### Task statement
Your task is to output all the records below, word for word.

### Supplied information
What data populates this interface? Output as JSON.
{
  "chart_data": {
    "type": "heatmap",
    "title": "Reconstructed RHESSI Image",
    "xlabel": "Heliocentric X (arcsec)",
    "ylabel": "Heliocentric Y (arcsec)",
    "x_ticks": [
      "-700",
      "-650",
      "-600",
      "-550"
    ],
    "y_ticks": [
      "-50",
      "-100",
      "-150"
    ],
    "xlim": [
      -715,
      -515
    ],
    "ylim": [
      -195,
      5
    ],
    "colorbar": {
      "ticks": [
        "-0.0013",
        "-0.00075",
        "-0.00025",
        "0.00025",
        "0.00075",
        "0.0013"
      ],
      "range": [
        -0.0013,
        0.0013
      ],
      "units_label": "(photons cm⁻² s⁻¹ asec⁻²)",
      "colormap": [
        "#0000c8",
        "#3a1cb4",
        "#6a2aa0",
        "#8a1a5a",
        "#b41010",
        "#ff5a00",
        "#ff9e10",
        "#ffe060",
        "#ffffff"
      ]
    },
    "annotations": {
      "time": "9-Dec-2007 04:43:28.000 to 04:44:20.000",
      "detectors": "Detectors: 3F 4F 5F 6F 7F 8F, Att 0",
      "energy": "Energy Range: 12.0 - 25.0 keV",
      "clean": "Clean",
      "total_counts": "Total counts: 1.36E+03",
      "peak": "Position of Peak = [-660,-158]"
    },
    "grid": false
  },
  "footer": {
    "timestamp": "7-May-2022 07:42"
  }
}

### Exercise response
What data populates this interface? Output as JSON.
{
  "chart_data": {
    "type": "heatmap",
    "title": "Reconstructed RHESSI Image",
    "xlabel": "Heliocentric X (arcsec)",
    "ylabel": "Heliocentric Y (arcsec)",
    "x_ticks": [
      "-700",
      "-650",
      "-600",
      "-550"
    ],
    "y_ticks": [
      "-50",
      "-100",
      "-150"
    ],
    "xlim": [
      -715,
      -515
    ],
    "ylim": [
      -195,
      5
    ],
    "colorbar": {
      "ticks": [
        "-0.0013",
        "-0.00075",
        "-0.00025",
        "0.00025",
        "0.00075",
        "0.0013"
      ],
      "range": [
        -0.0013,
        0.0013
      ],
      "units_label": "(photons cm⁻² s⁻¹ asec⁻²)",
      "colormap": [
        "#0000c8",
        "#3a1cb4",
        "#6a2aa0",
        "#8a1a5a",
        "#b41010",
        "#ff5a00",
        "#ff9e10",
        "#ffe060",
        "#ffffff"
      ]
    },
    "annotations": {
      "time": "9-Dec-2007 04:43:28.000 to 04:44:20.000",
      "detectors": "Detectors: 3F 4F 5F 6F 7F 8F, Att 0",
      "energy": "Energy Range: 12.0 - 25.0 keV",
      "clean": "Clean",
      "total_counts": "Total counts: 1.36E+03",
      "peak": "Position of Peak = [-660,-158]"
    },
    "grid": false
  },
  "footer": {
    "timestamp": "7-May-2022 07:42"
  }
}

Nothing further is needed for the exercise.